# Following SD steps Eukanuba changes too



## Sapphire-Light (Aug 8, 2010)

A few months ago SD changed many of their formulas they removed things like by-products as I mentioned on those days http://dogfoodchat.com/forum/dry-canned-dog-food/18842-new-science-diet-formulas-update.html

So now Eukanuba is doing the same taking off the by products as well of some of their formulas, and also the corn Introducing Eukanuba Excel Dog Food | Eukanuba

In conclusion like I said in the SD thread this means that the old big companies are loosing sells with all this education in how to feed your dog and the new brands of better quality kibble, so if they don't change they will keep loosing clients


----------



## CrazyZane (Apr 14, 2013)

Sapphire-Light said:


> A few months ago SD changed many of their formulas they removed things like by-products as I mentioned on those days http://dogfoodchat.com/forum/dry-canned-dog-food/18842-new-science-diet-formulas-update.html
> 
> So now Eukanuba is doing the same taking off the by products as well of some of their formulas, and also the corn Introducing Eukanuba Excel Dog Food | Eukanuba
> 
> In conclusion like I said in the SD thread this means that the old big companies are loosing sells with all this education in how to feed your dog and the new brands of better quality kibble, so if they don't change they will keep loosing clients


I've read a lot of threads lately saying by-products are so bad. What is so bad about them compared to a meal? When dogs are fed raw they're often fed by-products aren't they?


----------



## Unosmom (May 3, 2009)

> I've read a lot of threads lately saying by-products are so bad. What is so bad about them compared to a meal? When dogs are fed raw they're often fed by-products aren't they?
########
[Set task 1] Reproduce the passage of the dog food forum thread above from "## Sapphire-Light (Aug" to "(Apr 14, 2013)".
[Set task 2] Give the username of every person who posts in the dog food forum thread above.
[Set task 3]
Check each statement against the dog food forum thread above. Answer yes or no, and quote the words that settle it.
(a) Sapphire-Light says Eukanuba is also removing corn from some formulas.
(b) CrazyZane's post is dated 2010.
(c) Sapphire-Light says the old big companies are gaining sales.
########
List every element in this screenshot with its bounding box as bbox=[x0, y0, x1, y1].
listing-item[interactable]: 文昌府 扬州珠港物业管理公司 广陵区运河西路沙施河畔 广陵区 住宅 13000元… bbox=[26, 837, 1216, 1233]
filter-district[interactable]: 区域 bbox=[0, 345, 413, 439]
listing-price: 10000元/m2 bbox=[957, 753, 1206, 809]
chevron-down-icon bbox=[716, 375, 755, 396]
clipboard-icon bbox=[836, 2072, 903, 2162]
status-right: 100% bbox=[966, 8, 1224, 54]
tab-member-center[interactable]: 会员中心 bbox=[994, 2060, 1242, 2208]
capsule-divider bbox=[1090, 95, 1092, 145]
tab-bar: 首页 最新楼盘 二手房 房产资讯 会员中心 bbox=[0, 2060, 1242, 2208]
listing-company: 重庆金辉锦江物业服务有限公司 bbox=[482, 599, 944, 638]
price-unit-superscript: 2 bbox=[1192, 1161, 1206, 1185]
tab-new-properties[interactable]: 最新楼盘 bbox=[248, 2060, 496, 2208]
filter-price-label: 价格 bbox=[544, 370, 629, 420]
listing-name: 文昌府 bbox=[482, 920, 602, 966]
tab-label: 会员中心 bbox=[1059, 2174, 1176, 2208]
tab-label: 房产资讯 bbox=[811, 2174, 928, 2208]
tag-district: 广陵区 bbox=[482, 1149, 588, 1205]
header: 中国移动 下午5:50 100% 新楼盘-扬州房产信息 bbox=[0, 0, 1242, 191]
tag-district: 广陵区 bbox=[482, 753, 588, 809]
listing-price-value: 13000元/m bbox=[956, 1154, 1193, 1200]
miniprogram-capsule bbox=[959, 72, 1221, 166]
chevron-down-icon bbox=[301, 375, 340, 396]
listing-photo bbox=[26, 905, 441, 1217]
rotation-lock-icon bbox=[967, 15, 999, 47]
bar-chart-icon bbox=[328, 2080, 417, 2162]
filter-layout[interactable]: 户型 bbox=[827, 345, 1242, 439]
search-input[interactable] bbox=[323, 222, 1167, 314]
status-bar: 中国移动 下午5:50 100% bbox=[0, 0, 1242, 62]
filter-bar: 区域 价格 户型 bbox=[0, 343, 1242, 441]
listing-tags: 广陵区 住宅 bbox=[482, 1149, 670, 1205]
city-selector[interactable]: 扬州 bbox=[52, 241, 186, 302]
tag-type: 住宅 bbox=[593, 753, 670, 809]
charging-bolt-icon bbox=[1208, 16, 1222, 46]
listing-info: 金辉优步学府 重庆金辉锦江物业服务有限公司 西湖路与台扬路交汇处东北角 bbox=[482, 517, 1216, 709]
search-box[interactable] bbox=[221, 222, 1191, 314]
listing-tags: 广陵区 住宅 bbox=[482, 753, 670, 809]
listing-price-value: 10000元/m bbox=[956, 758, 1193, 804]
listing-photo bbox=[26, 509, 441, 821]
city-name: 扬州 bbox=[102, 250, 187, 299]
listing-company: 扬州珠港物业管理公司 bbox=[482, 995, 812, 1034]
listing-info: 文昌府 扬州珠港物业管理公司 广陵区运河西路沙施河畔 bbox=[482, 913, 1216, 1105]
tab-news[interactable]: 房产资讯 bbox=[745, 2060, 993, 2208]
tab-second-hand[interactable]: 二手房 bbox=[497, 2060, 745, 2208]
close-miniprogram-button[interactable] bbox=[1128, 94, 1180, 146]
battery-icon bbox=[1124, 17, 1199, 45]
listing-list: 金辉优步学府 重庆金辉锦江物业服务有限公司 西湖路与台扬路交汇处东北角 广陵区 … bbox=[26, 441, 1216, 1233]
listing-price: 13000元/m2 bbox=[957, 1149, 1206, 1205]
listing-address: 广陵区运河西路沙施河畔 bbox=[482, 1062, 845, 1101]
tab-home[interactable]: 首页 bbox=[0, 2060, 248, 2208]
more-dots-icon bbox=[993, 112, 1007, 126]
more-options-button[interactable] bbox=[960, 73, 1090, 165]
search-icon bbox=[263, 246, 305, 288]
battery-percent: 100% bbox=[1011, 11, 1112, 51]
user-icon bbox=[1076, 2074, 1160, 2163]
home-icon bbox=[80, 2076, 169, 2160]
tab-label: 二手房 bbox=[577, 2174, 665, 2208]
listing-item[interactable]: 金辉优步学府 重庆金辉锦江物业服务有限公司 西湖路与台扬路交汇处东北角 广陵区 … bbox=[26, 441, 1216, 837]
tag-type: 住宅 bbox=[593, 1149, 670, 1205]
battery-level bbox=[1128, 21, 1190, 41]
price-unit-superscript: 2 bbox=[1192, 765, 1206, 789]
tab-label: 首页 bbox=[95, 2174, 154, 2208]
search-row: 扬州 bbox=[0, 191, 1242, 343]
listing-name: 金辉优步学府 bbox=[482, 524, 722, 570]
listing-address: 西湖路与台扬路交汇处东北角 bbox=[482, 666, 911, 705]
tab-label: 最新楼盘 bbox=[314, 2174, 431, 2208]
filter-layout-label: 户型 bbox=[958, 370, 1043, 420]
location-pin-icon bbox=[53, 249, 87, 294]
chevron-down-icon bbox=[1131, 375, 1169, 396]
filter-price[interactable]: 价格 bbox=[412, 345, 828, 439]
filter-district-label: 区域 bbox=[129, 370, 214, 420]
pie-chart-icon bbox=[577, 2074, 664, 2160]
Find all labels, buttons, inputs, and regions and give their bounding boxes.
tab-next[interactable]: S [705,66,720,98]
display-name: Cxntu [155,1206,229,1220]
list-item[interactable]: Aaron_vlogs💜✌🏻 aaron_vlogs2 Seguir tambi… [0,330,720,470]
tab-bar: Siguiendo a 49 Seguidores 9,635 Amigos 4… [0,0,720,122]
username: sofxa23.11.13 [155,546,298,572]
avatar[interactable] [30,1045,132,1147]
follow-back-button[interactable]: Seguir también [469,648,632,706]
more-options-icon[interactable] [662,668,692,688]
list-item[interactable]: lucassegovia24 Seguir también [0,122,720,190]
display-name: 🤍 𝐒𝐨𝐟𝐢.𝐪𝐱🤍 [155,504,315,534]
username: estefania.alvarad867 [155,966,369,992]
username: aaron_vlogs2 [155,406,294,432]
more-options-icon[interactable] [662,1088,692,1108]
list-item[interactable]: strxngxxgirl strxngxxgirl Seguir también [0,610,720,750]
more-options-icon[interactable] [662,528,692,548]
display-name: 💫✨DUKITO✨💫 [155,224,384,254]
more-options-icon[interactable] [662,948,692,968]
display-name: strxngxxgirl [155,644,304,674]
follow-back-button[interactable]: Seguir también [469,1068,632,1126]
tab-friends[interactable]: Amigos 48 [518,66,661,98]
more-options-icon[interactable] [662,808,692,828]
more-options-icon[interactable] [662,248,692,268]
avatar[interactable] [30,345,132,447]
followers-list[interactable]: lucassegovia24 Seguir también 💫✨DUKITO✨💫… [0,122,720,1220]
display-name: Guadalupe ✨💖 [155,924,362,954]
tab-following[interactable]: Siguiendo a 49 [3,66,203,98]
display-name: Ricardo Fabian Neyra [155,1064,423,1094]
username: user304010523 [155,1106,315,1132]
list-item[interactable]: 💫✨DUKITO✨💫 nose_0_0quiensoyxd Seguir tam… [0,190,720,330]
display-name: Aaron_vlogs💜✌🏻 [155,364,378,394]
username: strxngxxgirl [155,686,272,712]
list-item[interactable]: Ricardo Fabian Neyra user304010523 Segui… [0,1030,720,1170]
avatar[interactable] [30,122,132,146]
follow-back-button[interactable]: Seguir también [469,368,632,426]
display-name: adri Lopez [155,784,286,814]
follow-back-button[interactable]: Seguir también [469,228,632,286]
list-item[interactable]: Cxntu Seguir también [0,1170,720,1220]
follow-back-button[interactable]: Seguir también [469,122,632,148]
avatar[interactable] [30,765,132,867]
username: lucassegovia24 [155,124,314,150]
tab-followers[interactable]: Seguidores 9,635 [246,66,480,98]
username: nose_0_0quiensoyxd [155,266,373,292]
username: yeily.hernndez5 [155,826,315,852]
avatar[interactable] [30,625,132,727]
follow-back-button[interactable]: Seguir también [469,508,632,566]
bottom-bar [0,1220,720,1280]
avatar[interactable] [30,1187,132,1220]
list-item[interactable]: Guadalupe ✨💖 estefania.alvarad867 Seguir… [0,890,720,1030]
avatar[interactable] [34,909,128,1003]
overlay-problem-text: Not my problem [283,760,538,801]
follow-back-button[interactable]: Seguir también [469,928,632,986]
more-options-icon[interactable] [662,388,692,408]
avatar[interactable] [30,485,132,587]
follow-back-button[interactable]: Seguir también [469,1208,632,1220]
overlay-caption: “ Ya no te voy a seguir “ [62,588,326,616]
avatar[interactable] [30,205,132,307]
########
[Complete response 1]
## Sapphire-Light (Aug 8, 2010)

A few months ago SD changed many of their formulas they removed things like by-products as I mentioned on those days http://dogfoodchat.com/forum/dry-canned-dog-food/18842-new-science-diet-formulas-update.html

So now Eukanuba is doing the same taking off the by products as well of some of their formulas, and also the corn Introducing Eukanuba Excel Dog Food | Eukanuba

In conclusion like I said in the SD thread this means that the old big companies are loosing sells with all this education in how to feed your dog and the new brands of better quality kibble, so if they don't change they will keep loosing clients


----------



## CrazyZane (Apr 14, 2013)

[Complete response 2]
Sapphire-Light
CrazyZane
Unosmom

[Complete response 3]
(a) Yes: "and also the corn"
(b) No: "CrazyZane (Apr 14, 2013)"
(c) No: "the old big companies are loosing sells"